Data items:
====================
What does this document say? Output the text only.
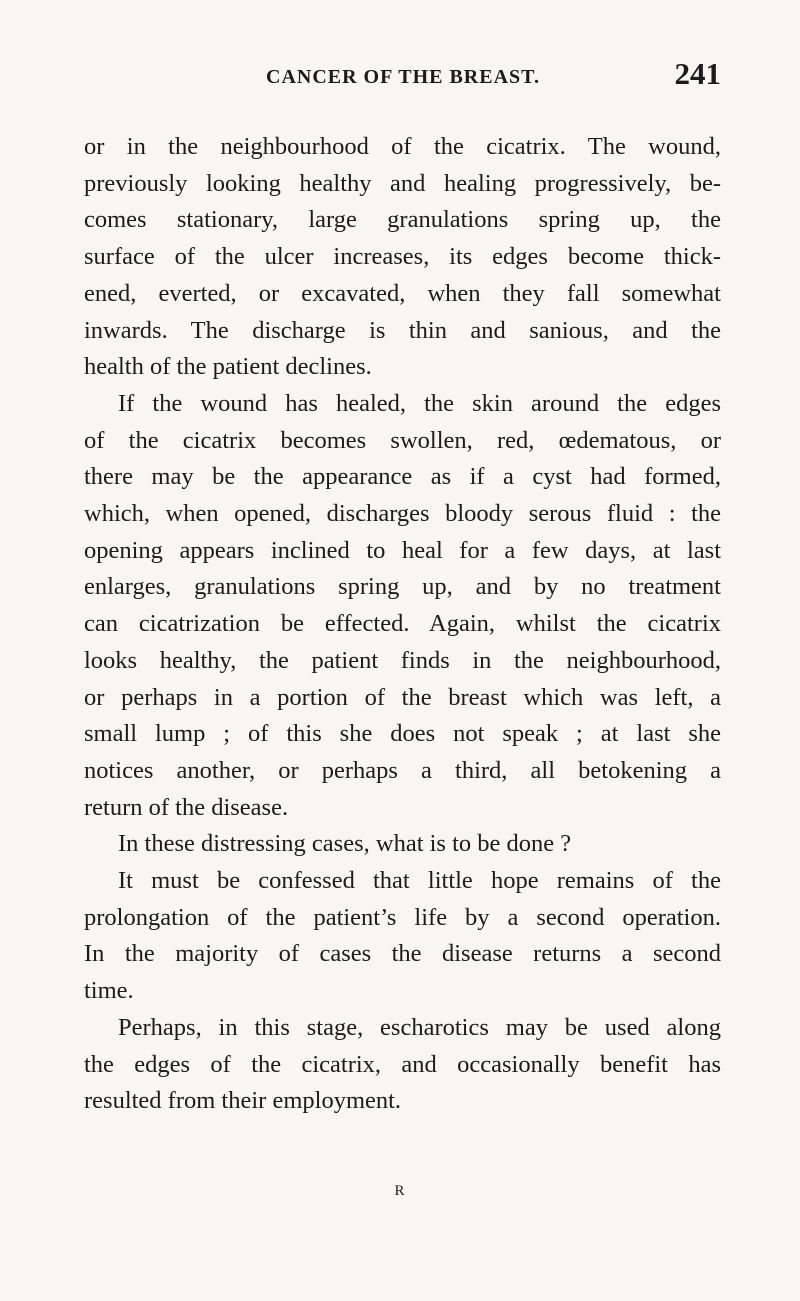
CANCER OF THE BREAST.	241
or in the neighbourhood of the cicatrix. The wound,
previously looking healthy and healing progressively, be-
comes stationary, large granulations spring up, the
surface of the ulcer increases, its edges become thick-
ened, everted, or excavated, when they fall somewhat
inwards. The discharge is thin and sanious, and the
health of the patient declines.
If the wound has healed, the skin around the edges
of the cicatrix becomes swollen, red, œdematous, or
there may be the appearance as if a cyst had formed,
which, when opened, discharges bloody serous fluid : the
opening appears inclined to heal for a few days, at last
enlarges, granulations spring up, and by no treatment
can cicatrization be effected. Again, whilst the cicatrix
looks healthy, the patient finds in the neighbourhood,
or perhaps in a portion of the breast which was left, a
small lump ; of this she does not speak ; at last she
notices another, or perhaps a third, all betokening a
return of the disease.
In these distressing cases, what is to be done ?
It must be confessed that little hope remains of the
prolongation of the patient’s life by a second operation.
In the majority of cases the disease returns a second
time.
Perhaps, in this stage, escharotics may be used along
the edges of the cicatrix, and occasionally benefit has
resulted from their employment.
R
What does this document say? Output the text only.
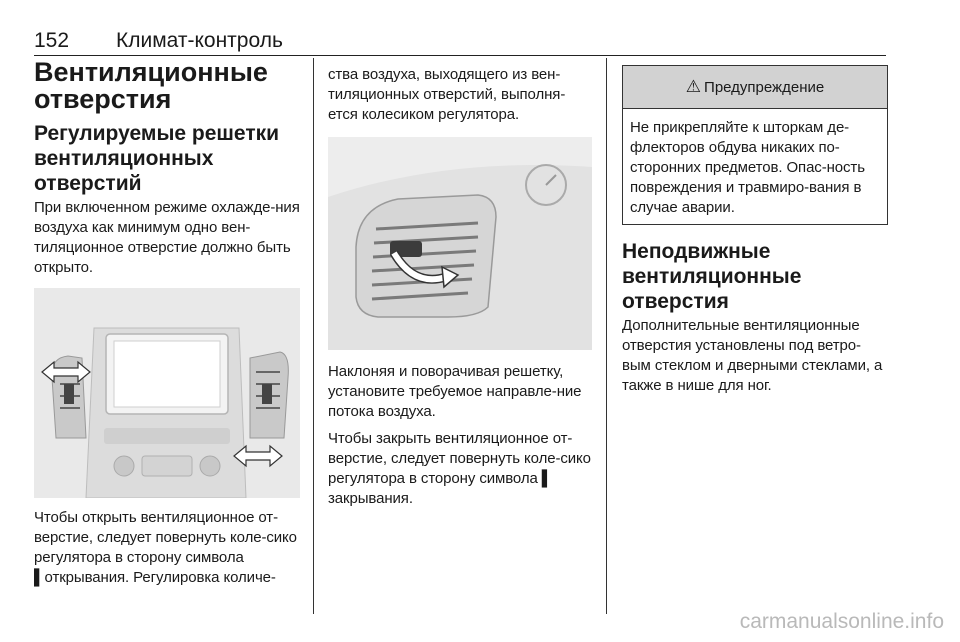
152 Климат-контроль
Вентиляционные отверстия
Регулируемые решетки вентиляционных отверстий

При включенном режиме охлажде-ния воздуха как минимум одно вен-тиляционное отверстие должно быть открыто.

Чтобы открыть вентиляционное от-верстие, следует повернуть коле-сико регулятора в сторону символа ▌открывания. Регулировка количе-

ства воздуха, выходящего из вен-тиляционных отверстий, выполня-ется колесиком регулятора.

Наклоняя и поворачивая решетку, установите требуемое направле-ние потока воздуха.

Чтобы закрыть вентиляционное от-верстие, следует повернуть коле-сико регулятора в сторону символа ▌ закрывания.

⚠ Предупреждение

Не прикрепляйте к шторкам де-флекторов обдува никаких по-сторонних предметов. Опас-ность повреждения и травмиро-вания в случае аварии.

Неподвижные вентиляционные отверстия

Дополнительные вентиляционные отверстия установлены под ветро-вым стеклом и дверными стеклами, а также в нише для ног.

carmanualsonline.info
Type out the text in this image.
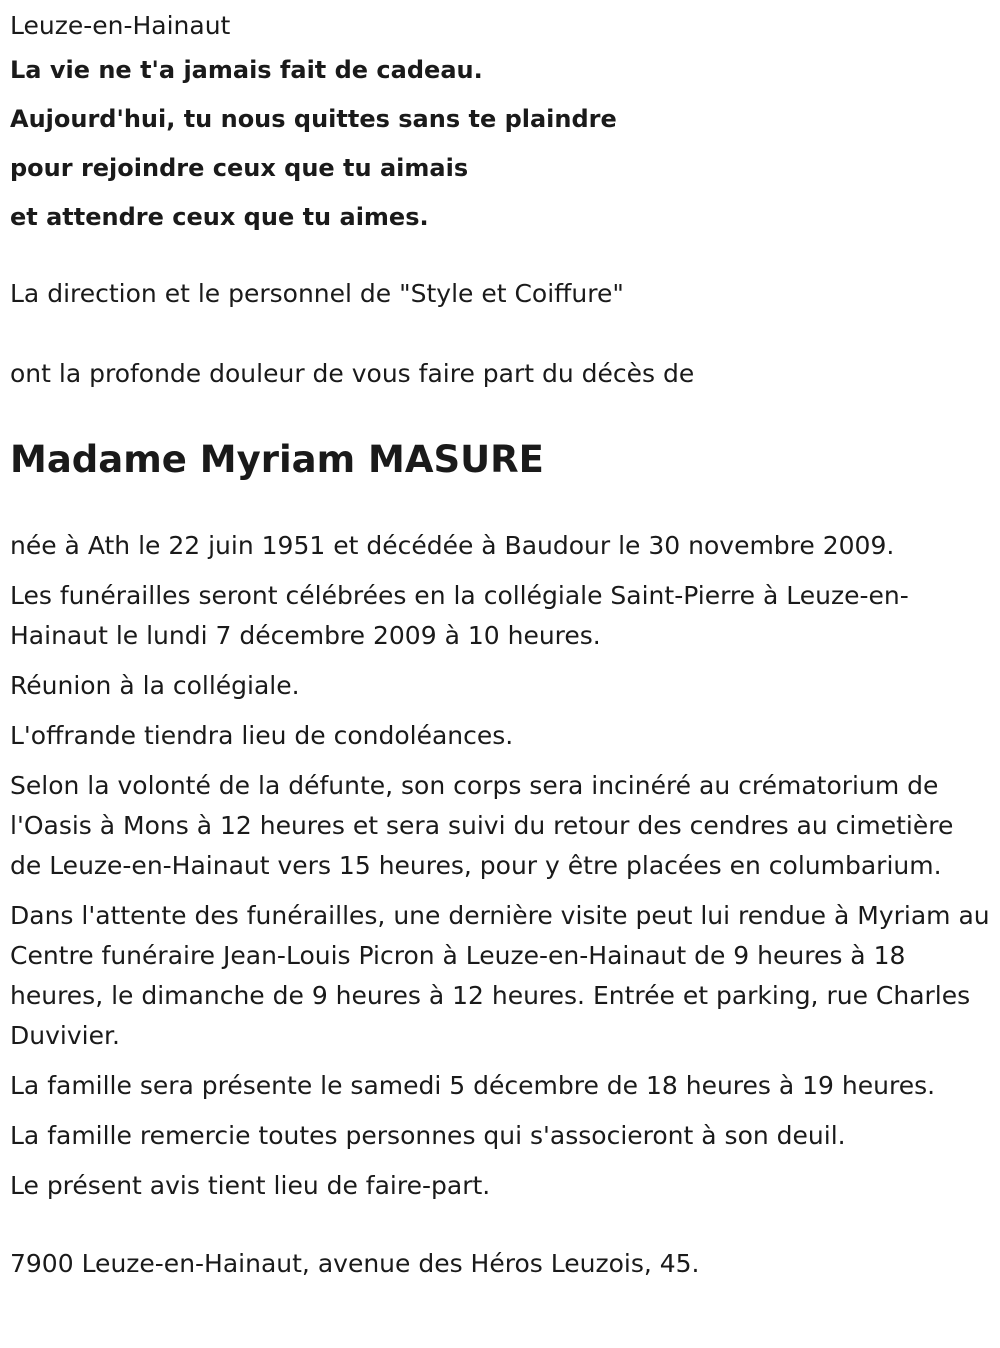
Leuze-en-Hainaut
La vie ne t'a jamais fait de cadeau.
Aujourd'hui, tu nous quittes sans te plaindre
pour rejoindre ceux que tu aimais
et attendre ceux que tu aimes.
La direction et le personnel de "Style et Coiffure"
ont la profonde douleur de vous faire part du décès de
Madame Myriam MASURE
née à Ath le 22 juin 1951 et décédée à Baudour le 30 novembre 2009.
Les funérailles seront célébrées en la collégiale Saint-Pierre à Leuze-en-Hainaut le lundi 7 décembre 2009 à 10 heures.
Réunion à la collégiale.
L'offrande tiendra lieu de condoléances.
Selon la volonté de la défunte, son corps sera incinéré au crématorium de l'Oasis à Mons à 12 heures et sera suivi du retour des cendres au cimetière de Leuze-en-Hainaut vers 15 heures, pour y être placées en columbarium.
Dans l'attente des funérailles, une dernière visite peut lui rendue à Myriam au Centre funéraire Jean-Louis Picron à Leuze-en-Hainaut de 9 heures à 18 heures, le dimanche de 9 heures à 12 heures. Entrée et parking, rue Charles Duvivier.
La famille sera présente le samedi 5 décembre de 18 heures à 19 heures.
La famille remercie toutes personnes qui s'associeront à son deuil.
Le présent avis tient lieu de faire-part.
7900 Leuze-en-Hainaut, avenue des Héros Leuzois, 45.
====================
Set exercise:
Collect the lines of the data that carry the word "faire".

Task solution:
ont la profonde douleur de vous faire part du décès de
Le présent avis tient lieu de faire-part.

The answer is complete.